**WHAT YOU SHOULD DO**
Please render everything in the records from the line containing "staticText: 100 xyxy=(105,1190,129,1210)" down to the line containing "Use [x0, y0, x1, y1]", both included, as a Markdown table with the columns Row and Text, one line per row and blank lines left out.
┌──
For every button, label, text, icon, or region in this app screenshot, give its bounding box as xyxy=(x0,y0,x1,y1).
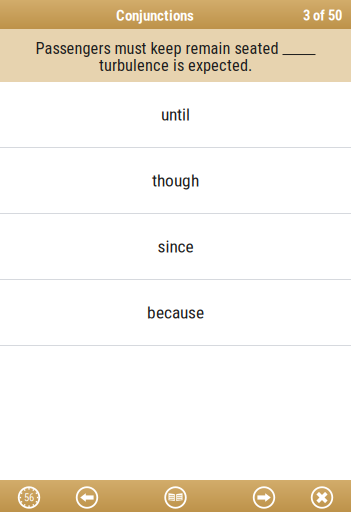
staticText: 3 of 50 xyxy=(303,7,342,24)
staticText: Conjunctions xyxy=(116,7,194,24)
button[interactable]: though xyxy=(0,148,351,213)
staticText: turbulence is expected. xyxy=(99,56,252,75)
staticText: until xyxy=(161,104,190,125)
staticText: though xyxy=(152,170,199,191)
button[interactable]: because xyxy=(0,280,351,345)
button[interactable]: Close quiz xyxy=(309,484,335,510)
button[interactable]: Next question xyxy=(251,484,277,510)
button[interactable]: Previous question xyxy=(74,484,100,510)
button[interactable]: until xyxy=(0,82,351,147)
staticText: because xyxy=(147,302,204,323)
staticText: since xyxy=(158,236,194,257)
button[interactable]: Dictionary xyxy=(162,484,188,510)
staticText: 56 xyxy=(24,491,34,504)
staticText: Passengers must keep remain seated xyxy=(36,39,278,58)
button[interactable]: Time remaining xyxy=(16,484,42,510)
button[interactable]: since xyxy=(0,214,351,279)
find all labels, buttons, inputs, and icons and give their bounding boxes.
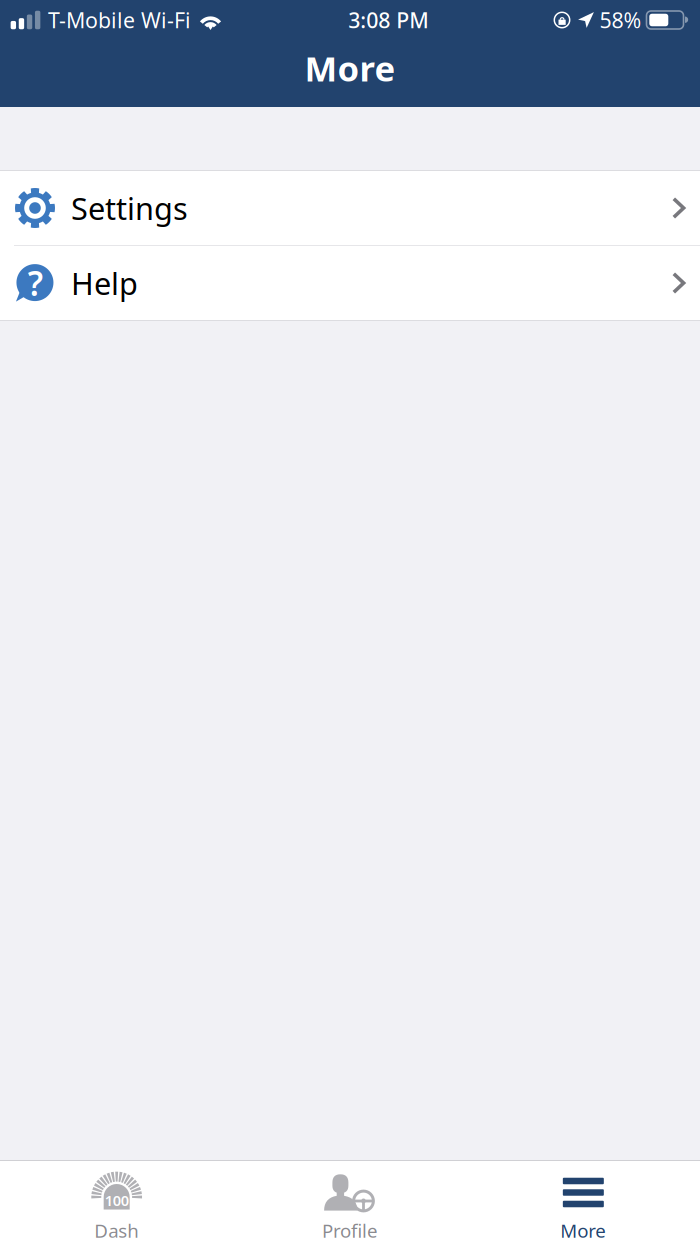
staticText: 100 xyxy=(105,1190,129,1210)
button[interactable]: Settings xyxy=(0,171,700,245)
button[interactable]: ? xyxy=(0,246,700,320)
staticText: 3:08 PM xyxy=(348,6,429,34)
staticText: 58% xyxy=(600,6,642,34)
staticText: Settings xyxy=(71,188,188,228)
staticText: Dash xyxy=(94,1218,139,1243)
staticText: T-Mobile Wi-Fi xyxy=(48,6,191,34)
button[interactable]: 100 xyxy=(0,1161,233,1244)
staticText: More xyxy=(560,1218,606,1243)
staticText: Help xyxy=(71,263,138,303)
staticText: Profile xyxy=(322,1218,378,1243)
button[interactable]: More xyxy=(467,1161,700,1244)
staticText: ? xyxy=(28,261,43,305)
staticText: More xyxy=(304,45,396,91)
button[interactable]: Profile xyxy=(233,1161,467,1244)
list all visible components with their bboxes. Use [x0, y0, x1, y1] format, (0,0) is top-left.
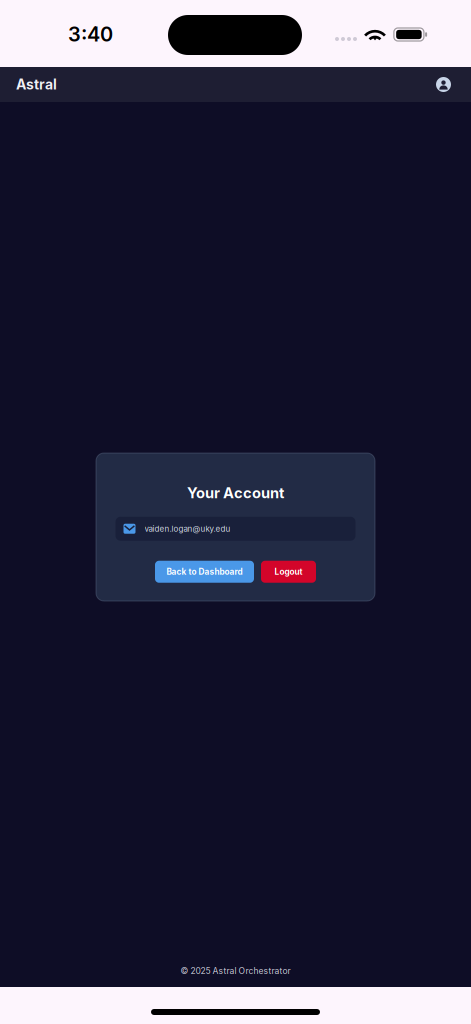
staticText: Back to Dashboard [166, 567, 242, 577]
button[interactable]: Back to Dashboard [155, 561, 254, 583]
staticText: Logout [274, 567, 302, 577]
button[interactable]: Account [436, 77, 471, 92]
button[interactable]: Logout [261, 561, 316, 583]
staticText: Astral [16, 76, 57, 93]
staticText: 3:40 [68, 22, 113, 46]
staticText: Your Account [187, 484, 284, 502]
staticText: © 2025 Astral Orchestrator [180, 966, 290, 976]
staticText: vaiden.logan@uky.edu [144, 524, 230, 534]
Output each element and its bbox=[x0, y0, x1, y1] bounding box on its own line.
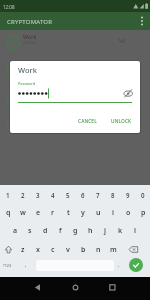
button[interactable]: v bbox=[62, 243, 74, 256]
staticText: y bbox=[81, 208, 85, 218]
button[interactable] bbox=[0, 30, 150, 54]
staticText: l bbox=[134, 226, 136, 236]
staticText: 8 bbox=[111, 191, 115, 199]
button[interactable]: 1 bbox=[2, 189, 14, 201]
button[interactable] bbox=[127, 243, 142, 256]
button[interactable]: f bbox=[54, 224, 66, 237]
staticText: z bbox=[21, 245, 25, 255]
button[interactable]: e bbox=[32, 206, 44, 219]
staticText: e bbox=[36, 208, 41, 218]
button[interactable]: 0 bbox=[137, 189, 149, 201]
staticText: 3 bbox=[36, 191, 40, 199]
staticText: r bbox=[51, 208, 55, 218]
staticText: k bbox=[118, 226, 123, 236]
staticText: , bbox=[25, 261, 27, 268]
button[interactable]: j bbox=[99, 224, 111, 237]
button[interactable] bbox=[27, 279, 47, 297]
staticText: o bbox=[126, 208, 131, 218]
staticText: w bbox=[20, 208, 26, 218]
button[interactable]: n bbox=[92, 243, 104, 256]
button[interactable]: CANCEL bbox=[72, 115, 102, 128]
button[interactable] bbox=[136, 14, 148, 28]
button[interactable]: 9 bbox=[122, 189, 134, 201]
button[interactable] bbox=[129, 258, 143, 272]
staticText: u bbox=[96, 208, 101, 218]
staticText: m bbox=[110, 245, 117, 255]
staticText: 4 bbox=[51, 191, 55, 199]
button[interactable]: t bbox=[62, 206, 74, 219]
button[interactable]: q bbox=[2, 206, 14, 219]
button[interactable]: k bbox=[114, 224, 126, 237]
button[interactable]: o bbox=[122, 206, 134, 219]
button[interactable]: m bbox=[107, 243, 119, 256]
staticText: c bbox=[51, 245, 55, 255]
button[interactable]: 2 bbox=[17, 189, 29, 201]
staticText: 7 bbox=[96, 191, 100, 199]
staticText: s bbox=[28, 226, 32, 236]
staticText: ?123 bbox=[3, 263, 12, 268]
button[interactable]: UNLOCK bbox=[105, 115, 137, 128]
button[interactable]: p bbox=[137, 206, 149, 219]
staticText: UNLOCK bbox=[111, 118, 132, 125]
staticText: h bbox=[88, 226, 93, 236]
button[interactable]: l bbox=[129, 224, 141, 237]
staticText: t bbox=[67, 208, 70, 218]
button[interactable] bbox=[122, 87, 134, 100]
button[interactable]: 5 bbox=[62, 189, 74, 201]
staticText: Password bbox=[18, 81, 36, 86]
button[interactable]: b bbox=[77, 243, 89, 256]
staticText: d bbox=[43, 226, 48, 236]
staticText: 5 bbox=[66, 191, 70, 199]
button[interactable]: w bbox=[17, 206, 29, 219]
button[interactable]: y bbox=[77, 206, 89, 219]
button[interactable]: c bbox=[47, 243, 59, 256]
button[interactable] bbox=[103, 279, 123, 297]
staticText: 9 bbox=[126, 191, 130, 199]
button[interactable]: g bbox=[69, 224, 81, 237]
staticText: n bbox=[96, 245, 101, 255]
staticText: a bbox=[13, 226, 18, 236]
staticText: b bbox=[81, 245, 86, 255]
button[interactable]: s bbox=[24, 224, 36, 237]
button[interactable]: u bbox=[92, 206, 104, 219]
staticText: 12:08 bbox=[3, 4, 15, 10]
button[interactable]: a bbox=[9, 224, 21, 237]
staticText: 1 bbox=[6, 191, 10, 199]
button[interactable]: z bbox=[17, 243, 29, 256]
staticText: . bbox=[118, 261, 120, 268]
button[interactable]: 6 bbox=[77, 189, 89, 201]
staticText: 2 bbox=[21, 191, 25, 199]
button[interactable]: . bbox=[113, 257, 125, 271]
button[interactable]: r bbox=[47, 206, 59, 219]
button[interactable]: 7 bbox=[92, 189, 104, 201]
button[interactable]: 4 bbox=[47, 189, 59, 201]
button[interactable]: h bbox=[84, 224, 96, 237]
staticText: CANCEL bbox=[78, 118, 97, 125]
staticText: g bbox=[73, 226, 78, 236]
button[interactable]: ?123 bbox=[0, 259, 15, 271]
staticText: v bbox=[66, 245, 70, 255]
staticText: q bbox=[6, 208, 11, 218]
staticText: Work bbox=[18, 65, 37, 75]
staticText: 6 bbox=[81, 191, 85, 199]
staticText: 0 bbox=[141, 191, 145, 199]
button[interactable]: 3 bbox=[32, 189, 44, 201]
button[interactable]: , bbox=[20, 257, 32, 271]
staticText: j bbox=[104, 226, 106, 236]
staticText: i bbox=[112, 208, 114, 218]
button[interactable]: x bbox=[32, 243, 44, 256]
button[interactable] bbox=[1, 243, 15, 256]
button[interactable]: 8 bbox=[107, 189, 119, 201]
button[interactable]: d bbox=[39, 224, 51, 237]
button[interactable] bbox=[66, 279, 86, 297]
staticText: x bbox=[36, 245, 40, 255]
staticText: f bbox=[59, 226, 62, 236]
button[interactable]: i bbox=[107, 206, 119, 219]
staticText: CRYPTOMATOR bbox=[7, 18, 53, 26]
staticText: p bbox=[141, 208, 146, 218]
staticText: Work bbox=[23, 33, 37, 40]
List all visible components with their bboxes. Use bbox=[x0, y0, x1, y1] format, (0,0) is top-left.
└──
**ANSWER FOR THE TASK**
| Row | Text |
|---|---|
| 1 | staticText: 100 xyxy=(105,1190,129,1210) |
| 2 | button[interactable]: Settings xyxy=(0,171,700,245) |
| 3 | button[interactable]: ? xyxy=(0,246,700,320) |
| 4 | staticText: 3:08 PM xyxy=(348,6,429,34) |
| 5 | staticText: 58% xyxy=(600,6,642,34) |
| 6 | staticText: Settings xyxy=(71,188,188,228) |
| 7 | staticText: Dash xyxy=(94,1218,139,1243) |
| 8 | staticText: T-Mobile Wi-Fi xyxy=(48,6,191,34) |
| 9 | button[interactable]: 100 xyxy=(0,1161,233,1244) |
| 10 | staticText: More xyxy=(560,1218,606,1243) |
| 11 | staticText: Help xyxy=(71,263,138,303) |
| 12 | staticText: Profile xyxy=(322,1218,378,1243) |
| 13 | button[interactable]: More xyxy=(467,1161,700,1244) |
| 14 | staticText: ? xyxy=(28,261,43,305) |
| 15 | staticText: More xyxy=(304,45,396,91) |
| 16 | button[interactable]: Profile xyxy=(233,1161,467,1244) |
| 17 | list all visible components with their bboxes. Use [x0, y0, x1, y1] format, (0,0) is top-left. |